** begin SUPPLIED ENTRIES **

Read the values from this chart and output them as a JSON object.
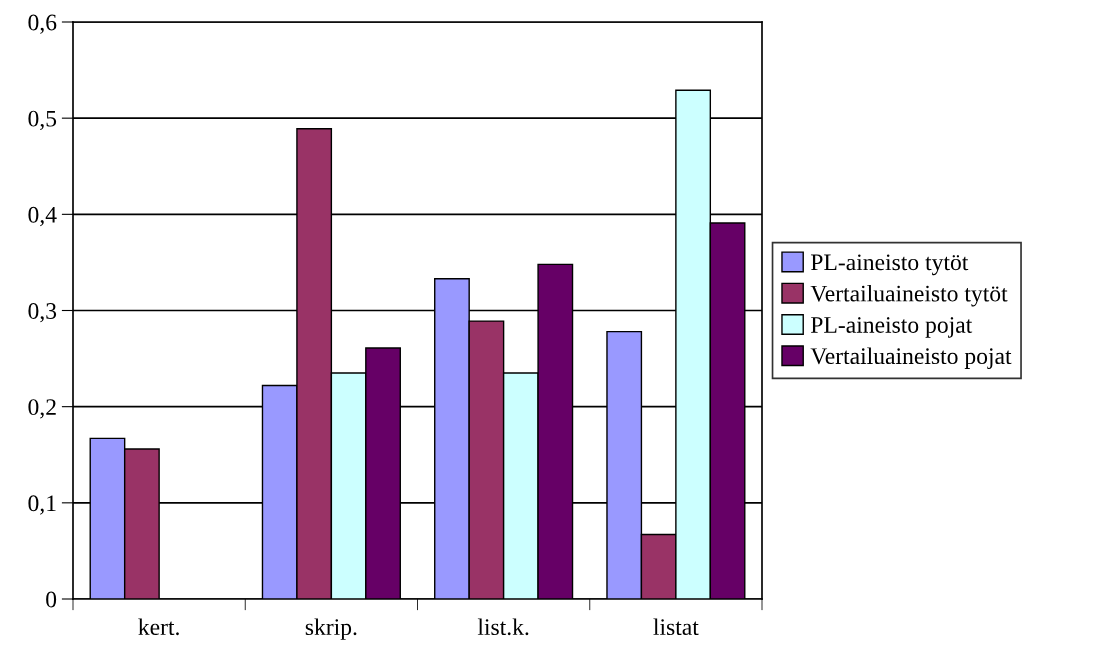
{
  "chart_data": {
    "type": "bar",
    "categories": [
      "kert.",
      "skrip.",
      "list.k.",
      "listat"
    ],
    "series": [
      {
        "name": "PL-aineisto tytöt",
        "color": "#9999ff",
        "values": [
          0.167,
          0.222,
          0.333,
          0.278
        ]
      },
      {
        "name": "Vertailuaineisto tytöt",
        "color": "#993366",
        "values": [
          0.156,
          0.489,
          0.289,
          0.067
        ]
      },
      {
        "name": "PL-aineisto pojat",
        "color": "#ccffff",
        "values": [
          null,
          0.235,
          0.235,
          0.529
        ]
      },
      {
        "name": "Vertailuaineisto pojat",
        "color": "#660066",
        "values": [
          null,
          0.261,
          0.348,
          0.391
        ]
      }
    ],
    "ylim": [
      0,
      0.6
    ],
    "yticks": [
      {
        "value": 0,
        "label": "0"
      },
      {
        "value": 0.1,
        "label": "0,1"
      },
      {
        "value": 0.2,
        "label": "0,2"
      },
      {
        "value": 0.3,
        "label": "0,3"
      },
      {
        "value": 0.4,
        "label": "0,4"
      },
      {
        "value": 0.5,
        "label": "0,5"
      },
      {
        "value": 0.6,
        "label": "0,6"
      }
    ],
    "grid": "y",
    "legend": "right"
  }
}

** end SUPPLIED ENTRIES **

YOUR TASK
Each line of the data should be quoted exactly, with pictures left out.

RESPONSE
Read the values from this chart and output them as a JSON object.
{
  "chart_data": {
    "type": "bar",
    "categories": [
      "kert.",
      "skrip.",
      "list.k.",
      "listat"
    ],
    "series": [
      {
        "name": "PL-aineisto tytöt",
        "color": "#9999ff",
        "values": [
          0.167,
          0.222,
          0.333,
          0.278
        ]
      },
      {
        "name": "Vertailuaineisto tytöt",
        "color": "#993366",
        "values": [
          0.156,
          0.489,
          0.289,
          0.067
        ]
      },
      {
        "name": "PL-aineisto pojat",
        "color": "#ccffff",
        "values": [
          null,
          0.235,
          0.235,
          0.529
        ]
      },
      {
        "name": "Vertailuaineisto pojat",
        "color": "#660066",
        "values": [
          null,
          0.261,
          0.348,
          0.391
        ]
      }
    ],
    "ylim": [
      0,
      0.6
    ],
    "yticks": [
      {
        "value": 0,
        "label": "0"
      },
      {
        "value": 0.1,
        "label": "0,1"
      },
      {
        "value": 0.2,
        "label": "0,2"
      },
      {
        "value": 0.3,
        "label": "0,3"
      },
      {
        "value": 0.4,
        "label": "0,4"
      },
      {
        "value": 0.5,
        "label": "0,5"
      },
      {
        "value": 0.6,
        "label": "0,6"
      }
    ],
    "grid": "y",
    "legend": "right"
  }
}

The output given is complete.